Artigo

BRASÍLIA, DF (FOLHAPRESS) – O dólar está em alta nesta quarta-feira (24) à medida que o mercado volta a ter os juros dos Estados Unidos como foco norteador das negociações.

Jerome Powell, presidente do Fed (Federal Reserve, o banco central norte-americano), fez declarações consideradas cautelosas na véspera sobre o ciclo de afrouxamento monetário, sinalizando que novos cortes não estão garantidos.

A recalibragem nas expectativas está levando à valorização do dólar globalmente, e o Brasil segue o movimento. Às 14h33, a moeda avançava 0,79%, a R$ 5,319, depois de ter cedido mais de 1% na terça-feira e alcançado R$ 5,277 -menor valor desde junho de 2024.

Já a Bolsa marcava queda de 0,18%, a 146.158 pontos, depois de ter renovado o recorde histórico pela sétima vez no mês no pregão anterior.

Contrariando as expectativas do mercado, Jerome Powell usou de seu discurso na terça-feira para impor cautela entre os agentes financeiros. Novos cortes de juros, disse ele, não estão garantidos.

Isso porque os diretores de política monetária do Fed estão em uma sinuca de bico: ou priorizam o combate à inflação, ou protegem empregos.

Se a taxa de juros for afrouxada “de forma muito agressiva”, corre-se o risco de “deixar o trabalho da inflação inacabado e precisar reverter o curso” novamente, a fim de levá-la à meta de 2%. Por outro lado, manter as taxas restritivas por muito tempo significaria que “o mercado de trabalho poderia enfraquecer desnecessariamente”.

“Os riscos de curto prazo para a inflação estão inclinados para cima e os riscos para o emprego para baixo -uma situação desafiadora”, disse Powell em Rhode Island. “Quando nossos objetivos estão em tensão como esta, nossa estrutura nos chama para equilibrar ambos os lados de nosso mandato duplo.”

O Fed cortou na quarta-feira passada (17) os juros americanos em 0,25 ponto, para a faixa de 4% a 4,25%, em meio a sinais de fraqueza no mercado de trabalho, inflação resiliente e dados modestos envolvendo o impacto das tarifas. Foi o primeiro corte no ano, em meio à briga do presidente dos Estados Unidos, Donald Trump, por uma política monetária menos restritiva.

O tom de cautela levou o mercado a recalcular a rota. “Está resultando em uma leve alta nos títulos do Tesouro americano, os ‘treasuries’, e isso tem favorecido o bom desempenho do dólar globalmente”, diz Leonel Mattos, analista de Inteligência de Mercado da StoneX.

O rendimento do treasury de dez anos -referência global para decisões de investimento- subia 0,5%, a 4,141%. O índice DXY, que compara o desempenho do dólar a uma cesta de moedas fortes, avançava 0,61%, a 97,82 pontos.

Ainda que tenha acontecido na véspera, o discurso de Powell segue ditando os mercados globais pela “falta de fatos ou indicadores novos que possam orientar as negociações”, diz Mattos. “Com isso, temos uma extensão dos movimentos de ontem.”

Lista do material
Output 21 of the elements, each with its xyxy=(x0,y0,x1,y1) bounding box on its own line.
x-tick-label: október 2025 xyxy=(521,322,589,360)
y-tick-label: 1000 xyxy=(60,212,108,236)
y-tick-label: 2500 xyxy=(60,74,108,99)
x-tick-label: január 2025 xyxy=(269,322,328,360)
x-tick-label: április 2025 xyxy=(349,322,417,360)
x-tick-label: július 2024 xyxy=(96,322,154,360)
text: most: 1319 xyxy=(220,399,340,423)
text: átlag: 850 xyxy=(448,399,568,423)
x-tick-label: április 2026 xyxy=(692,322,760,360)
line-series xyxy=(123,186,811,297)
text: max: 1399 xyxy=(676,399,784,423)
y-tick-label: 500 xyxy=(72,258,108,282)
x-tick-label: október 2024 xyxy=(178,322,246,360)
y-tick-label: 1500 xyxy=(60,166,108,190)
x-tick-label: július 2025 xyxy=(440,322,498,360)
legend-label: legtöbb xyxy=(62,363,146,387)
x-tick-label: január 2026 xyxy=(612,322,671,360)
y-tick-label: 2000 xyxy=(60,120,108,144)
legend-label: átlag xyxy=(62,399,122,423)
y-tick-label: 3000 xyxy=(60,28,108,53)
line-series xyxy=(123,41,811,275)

Instruções do exercício
Extraia do artigo sobre a alta do dólar o trecho que vai de "BRASÍLIA, DF (FOLHAPRESS)" até "cortes não estão garantidos.", sem alterar nenhuma palavra.

Resposta escrita
BRASÍLIA, DF (FOLHAPRESS) – O dólar está em alta nesta quarta-feira (24) à medida que o mercado volta a ter os juros dos Estados Unidos como foco norteador das negociações.

Jerome Powell, presidente do Fed (Federal Reserve, o banco central norte-americano), fez declarações consideradas cautelosas na véspera sobre o ciclo de afrouxamento monetário, sinalizando que novos cortes não estão garantidos.